DIRECTIONS = Copy every line of the following data that includes the string "emoji".

— begin —

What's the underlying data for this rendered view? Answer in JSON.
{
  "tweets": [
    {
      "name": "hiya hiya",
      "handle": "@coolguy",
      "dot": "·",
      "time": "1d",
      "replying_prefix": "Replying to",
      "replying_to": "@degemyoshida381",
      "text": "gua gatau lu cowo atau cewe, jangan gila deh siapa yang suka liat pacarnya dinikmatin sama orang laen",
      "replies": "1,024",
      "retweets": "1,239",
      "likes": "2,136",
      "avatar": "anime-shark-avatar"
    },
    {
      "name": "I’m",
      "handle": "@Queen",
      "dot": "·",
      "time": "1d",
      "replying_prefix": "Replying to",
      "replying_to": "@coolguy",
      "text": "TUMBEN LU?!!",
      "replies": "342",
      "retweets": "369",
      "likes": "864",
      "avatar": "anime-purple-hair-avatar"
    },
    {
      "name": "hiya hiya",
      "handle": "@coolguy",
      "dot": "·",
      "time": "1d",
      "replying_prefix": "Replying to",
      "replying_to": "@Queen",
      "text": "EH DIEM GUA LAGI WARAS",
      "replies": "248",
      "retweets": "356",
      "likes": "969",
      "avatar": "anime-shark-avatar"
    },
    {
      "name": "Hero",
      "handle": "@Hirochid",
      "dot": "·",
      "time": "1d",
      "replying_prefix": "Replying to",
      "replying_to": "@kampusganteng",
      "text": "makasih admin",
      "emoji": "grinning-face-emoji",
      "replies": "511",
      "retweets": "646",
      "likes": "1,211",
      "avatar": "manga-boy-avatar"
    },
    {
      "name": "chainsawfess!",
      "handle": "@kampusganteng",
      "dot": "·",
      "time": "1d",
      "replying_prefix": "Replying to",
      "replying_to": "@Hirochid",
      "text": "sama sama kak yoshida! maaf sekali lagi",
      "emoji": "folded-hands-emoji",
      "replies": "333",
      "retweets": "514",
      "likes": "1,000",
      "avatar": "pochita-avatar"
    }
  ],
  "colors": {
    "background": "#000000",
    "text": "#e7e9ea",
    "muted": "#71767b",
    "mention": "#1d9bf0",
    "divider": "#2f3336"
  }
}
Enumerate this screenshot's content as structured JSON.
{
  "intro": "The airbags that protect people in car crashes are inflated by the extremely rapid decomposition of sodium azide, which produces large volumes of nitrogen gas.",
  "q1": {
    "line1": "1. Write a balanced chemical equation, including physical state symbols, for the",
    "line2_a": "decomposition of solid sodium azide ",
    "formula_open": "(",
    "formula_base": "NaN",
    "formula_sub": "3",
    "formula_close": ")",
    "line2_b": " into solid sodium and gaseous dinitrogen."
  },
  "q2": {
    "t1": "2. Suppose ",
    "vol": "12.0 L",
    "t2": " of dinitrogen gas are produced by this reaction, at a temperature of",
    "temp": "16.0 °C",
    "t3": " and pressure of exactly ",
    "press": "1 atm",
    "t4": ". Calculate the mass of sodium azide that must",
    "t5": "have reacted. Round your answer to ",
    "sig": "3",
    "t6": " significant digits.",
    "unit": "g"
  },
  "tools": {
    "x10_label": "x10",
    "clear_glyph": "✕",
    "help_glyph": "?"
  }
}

— end —

SOLVED PROBLEM =
      "emoji": "grinning-face-emoji",
      "emoji": "folded-hands-emoji",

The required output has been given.